[Stored items]
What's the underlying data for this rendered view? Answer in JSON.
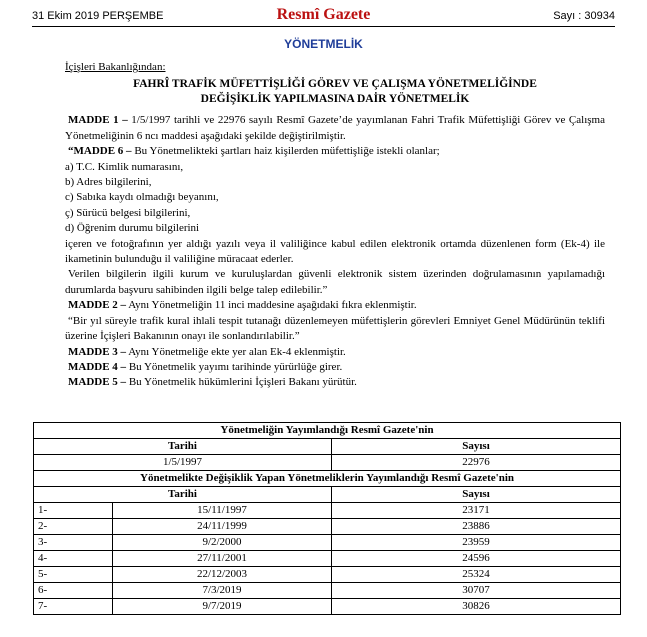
{
  "header": {
    "date": "31 Ekim 2019 PERŞEMBE",
    "title": "Resmî Gazete",
    "issue": "Sayı : 30934"
  },
  "section": "YÖNETMELİK",
  "ministry": "İçişleri Bakanlığından:",
  "doc_title": [
    "FAHRÎ TRAFİK MÜFETTİŞLİĞİ GÖREV VE ÇALIŞMA YÖNETMELİĞİNDE",
    "DEĞİŞİKLİK YAPILMASINA DAİR YÖNETMELİK"
  ],
  "paragraphs": [
    {
      "lead": "MADDE 1 –",
      "text": " 1/5/1997 tarihli ve 22976 sayılı Resmî Gazete’de yayımlanan Fahri Trafik Müfettişliği Görev ve Çalışma Yönetmeliğinin 6 ncı maddesi aşağıdaki şekilde değiştirilmiştir."
    },
    {
      "lead": "“MADDE 6 –",
      "text": " Bu Yönetmelikteki şartları haiz kişilerden müfettişliğe istekli olanlar;"
    },
    {
      "text": "a) T.C. Kimlik numarasını,"
    },
    {
      "text": "b) Adres bilgilerini,"
    },
    {
      "text": "c) Sabıka kaydı olmadığı beyanını,"
    },
    {
      "text": "ç) Sürücü belgesi bilgilerini,"
    },
    {
      "text": "d) Öğrenim durumu bilgilerini"
    },
    {
      "text": "içeren ve fotoğrafının yer aldığı yazılı veya il valiliğince kabul edilen elektronik ortamda düzenlenen form (Ek-4) ile ikametinin bulunduğu il valiliğine müracaat ederler."
    },
    {
      "text": "Verilen bilgilerin ilgili kurum ve kuruluşlardan güvenli elektronik sistem üzerinden doğrulamasının yapılamadığı durumlarda başvuru sahibinden ilgili belge talep edilebilir.”"
    },
    {
      "lead": "MADDE 2 –",
      "text": " Aynı Yönetmeliğin 11 inci maddesine aşağıdaki fıkra eklenmiştir."
    },
    {
      "text": "“Bir yıl süreyle trafik kural ihlali tespit tutanağı düzenlemeyen müfettişlerin görevleri Emniyet Genel Müdürünün teklifi üzerine İçişleri Bakanının onayı ile sonlandırılabilir.”"
    },
    {
      "lead": "MADDE 3 –",
      "text": " Aynı Yönetmeliğe ekte yer alan Ek-4 eklenmiştir."
    },
    {
      "lead": "MADDE 4 –",
      "text": " Bu Yönetmelik yayımı tarihinde yürürlüğe girer."
    },
    {
      "lead": "MADDE 5 –",
      "text": " Bu Yönetmelik hükümlerini İçişleri Bakanı yürütür."
    }
  ],
  "table": {
    "section1": {
      "heading": "Yönetmeliğin Yayımlandığı Resmî Gazete'nin",
      "columns": [
        "Tarihi",
        "Sayısı"
      ],
      "row": [
        "1/5/1997",
        "22976"
      ]
    },
    "section2": {
      "heading": "Yönetmelikte Değişiklik Yapan Yönetmeliklerin Yayımlandığı Resmî Gazete'nin",
      "columns": [
        "Tarihi",
        "Sayısı"
      ],
      "rows": [
        [
          "1-",
          "15/11/1997",
          "23171"
        ],
        [
          "2-",
          "24/11/1999",
          "23886"
        ],
        [
          "3-",
          "9/2/2000",
          "23959"
        ],
        [
          "4-",
          "27/11/2001",
          "24596"
        ],
        [
          "5-",
          "22/12/2003",
          "25324"
        ],
        [
          "6-",
          "7/3/2019",
          "30707"
        ],
        [
          "7-",
          "9/7/2019",
          "30826"
        ]
      ]
    }
  }
}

• _Task requirements_: Restate the whole of the material word for word without the pictures.

• _Result of the task_:
What's the underlying data for this rendered view? Answer in JSON.
{
  "header": {
    "date": "31 Ekim 2019 PERŞEMBE",
    "title": "Resmî Gazete",
    "issue": "Sayı : 30934"
  },
  "section": "YÖNETMELİK",
  "ministry": "İçişleri Bakanlığından:",
  "doc_title": [
    "FAHRÎ TRAFİK MÜFETTİŞLİĞİ GÖREV VE ÇALIŞMA YÖNETMELİĞİNDE",
    "DEĞİŞİKLİK YAPILMASINA DAİR YÖNETMELİK"
  ],
  "paragraphs": [
    {
      "lead": "MADDE 1 –",
      "text": " 1/5/1997 tarihli ve 22976 sayılı Resmî Gazete’de yayımlanan Fahri Trafik Müfettişliği Görev ve Çalışma Yönetmeliğinin 6 ncı maddesi aşağıdaki şekilde değiştirilmiştir."
    },
    {
      "lead": "“MADDE 6 –",
      "text": " Bu Yönetmelikteki şartları haiz kişilerden müfettişliğe istekli olanlar;"
    },
    {
      "text": "a) T.C. Kimlik numarasını,"
    },
    {
      "text": "b) Adres bilgilerini,"
    },
    {
      "text": "c) Sabıka kaydı olmadığı beyanını,"
    },
    {
      "text": "ç) Sürücü belgesi bilgilerini,"
    },
    {
      "text": "d) Öğrenim durumu bilgilerini"
    },
    {
      "text": "içeren ve fotoğrafının yer aldığı yazılı veya il valiliğince kabul edilen elektronik ortamda düzenlenen form (Ek-4) ile ikametinin bulunduğu il valiliğine müracaat ederler."
    },
    {
      "text": "Verilen bilgilerin ilgili kurum ve kuruluşlardan güvenli elektronik sistem üzerinden doğrulamasının yapılamadığı durumlarda başvuru sahibinden ilgili belge talep edilebilir.”"
    },
    {
      "lead": "MADDE 2 –",
      "text": " Aynı Yönetmeliğin 11 inci maddesine aşağıdaki fıkra eklenmiştir."
    },
    {
      "text": "“Bir yıl süreyle trafik kural ihlali tespit tutanağı düzenlemeyen müfettişlerin görevleri Emniyet Genel Müdürünün teklifi üzerine İçişleri Bakanının onayı ile sonlandırılabilir.”"
    },
    {
      "lead": "MADDE 3 –",
      "text": " Aynı Yönetmeliğe ekte yer alan Ek-4 eklenmiştir."
    },
    {
      "lead": "MADDE 4 –",
      "text": " Bu Yönetmelik yayımı tarihinde yürürlüğe girer."
    },
    {
      "lead": "MADDE 5 –",
      "text": " Bu Yönetmelik hükümlerini İçişleri Bakanı yürütür."
    }
  ],
  "table": {
    "section1": {
      "heading": "Yönetmeliğin Yayımlandığı Resmî Gazete'nin",
      "columns": [
        "Tarihi",
        "Sayısı"
      ],
      "row": [
        "1/5/1997",
        "22976"
      ]
    },
    "section2": {
      "heading": "Yönetmelikte Değişiklik Yapan Yönetmeliklerin Yayımlandığı Resmî Gazete'nin",
      "columns": [
        "Tarihi",
        "Sayısı"
      ],
      "rows": [
        [
          "1-",
          "15/11/1997",
          "23171"
        ],
        [
          "2-",
          "24/11/1999",
          "23886"
        ],
        [
          "3-",
          "9/2/2000",
          "23959"
        ],
        [
          "4-",
          "27/11/2001",
          "24596"
        ],
        [
          "5-",
          "22/12/2003",
          "25324"
        ],
        [
          "6-",
          "7/3/2019",
          "30707"
        ],
        [
          "7-",
          "9/7/2019",
          "30826"
        ]
      ]
    }
  }
}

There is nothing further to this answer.